■ EXERCISE OBJECTIVE:
Read the data and repeat it in full, exactly.

■ Records contained in a dataset:
_ _ _ _

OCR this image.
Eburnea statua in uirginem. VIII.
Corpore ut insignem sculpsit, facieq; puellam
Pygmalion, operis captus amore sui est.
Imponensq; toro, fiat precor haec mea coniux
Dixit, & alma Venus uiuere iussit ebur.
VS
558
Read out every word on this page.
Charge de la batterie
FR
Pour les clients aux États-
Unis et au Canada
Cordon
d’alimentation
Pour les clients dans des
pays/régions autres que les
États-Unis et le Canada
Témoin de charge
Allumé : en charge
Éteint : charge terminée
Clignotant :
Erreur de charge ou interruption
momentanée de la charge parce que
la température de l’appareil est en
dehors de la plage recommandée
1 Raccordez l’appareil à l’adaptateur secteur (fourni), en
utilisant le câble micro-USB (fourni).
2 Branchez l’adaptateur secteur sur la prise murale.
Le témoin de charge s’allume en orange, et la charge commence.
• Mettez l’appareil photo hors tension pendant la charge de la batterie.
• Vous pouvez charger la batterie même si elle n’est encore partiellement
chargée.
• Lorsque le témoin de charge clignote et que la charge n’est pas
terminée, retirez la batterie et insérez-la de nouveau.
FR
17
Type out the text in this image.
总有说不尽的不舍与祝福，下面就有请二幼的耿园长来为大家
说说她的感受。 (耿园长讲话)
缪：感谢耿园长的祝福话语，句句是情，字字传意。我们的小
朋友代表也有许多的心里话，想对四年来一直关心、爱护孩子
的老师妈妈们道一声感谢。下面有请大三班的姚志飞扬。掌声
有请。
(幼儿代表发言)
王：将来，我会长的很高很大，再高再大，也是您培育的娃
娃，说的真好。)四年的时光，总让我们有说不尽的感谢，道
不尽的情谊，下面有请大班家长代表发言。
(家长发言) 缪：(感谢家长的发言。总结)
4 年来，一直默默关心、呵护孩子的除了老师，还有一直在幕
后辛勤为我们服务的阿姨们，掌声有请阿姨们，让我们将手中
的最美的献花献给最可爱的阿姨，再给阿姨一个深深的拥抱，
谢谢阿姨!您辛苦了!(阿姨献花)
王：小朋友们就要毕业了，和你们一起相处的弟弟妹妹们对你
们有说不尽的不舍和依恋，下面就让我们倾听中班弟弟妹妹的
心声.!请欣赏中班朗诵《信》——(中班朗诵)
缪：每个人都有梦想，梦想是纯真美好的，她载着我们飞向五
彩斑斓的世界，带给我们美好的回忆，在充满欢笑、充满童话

_ _ _ _

■ OUTPUT OF THE EXERCISE:
OCR this image.
Eburnea statua in uirginem. VIII.
Corpore ut insignem sculpsit, facieq; puellam
Pygmalion, operis captus amore sui est.
Imponensq; toro, fiat precor haec mea coniux
Dixit, & alma Venus uiuere iussit ebur.
VS
558
Read out every word on this page.
Charge de la batterie
FR
Pour les clients aux États-
Unis et au Canada
Cordon
d’alimentation
Pour les clients dans des
pays/régions autres que les
États-Unis et le Canada
Témoin de charge
Allumé : en charge
Éteint : charge terminée
Clignotant :
Erreur de charge ou interruption
momentanée de la charge parce que
la température de l’appareil est en
dehors de la plage recommandée
1 Raccordez l’appareil à l’adaptateur secteur (fourni), en
utilisant le câble micro-USB (fourni).
2 Branchez l’adaptateur secteur sur la prise murale.
Le témoin de charge s’allume en orange, et la charge commence.
• Mettez l’appareil photo hors tension pendant la charge de la batterie.
• Vous pouvez charger la batterie même si elle n’est encore partiellement
chargée.
• Lorsque le témoin de charge clignote et que la charge n’est pas
terminée, retirez la batterie et insérez-la de nouveau.
FR
17
Type out the text in this image.
总有说不尽的不舍与祝福，下面就有请二幼的耿园长来为大家
说说她的感受。 (耿园长讲话)
缪：感谢耿园长的祝福话语，句句是情，字字传意。我们的小
朋友代表也有许多的心里话，想对四年来一直关心、爱护孩子
的老师妈妈们道一声感谢。下面有请大三班的姚志飞扬。掌声
有请。
(幼儿代表发言)
王：将来，我会长的很高很大，再高再大，也是您培育的娃
娃，说的真好。)四年的时光，总让我们有说不尽的感谢，道
不尽的情谊，下面有请大班家长代表发言。
(家长发言) 缪：(感谢家长的发言。总结)
4 年来，一直默默关心、呵护孩子的除了老师，还有一直在幕
后辛勤为我们服务的阿姨们，掌声有请阿姨们，让我们将手中
的最美的献花献给最可爱的阿姨，再给阿姨一个深深的拥抱，
谢谢阿姨!您辛苦了!(阿姨献花)
王：小朋友们就要毕业了，和你们一起相处的弟弟妹妹们对你
们有说不尽的不舍和依恋，下面就让我们倾听中班弟弟妹妹的
心声.!请欣赏中班朗诵《信》——(中班朗诵)
缪：每个人都有梦想，梦想是纯真美好的，她载着我们飞向五
彩斑斓的世界，带给我们美好的回忆，在充满欢笑、充满童话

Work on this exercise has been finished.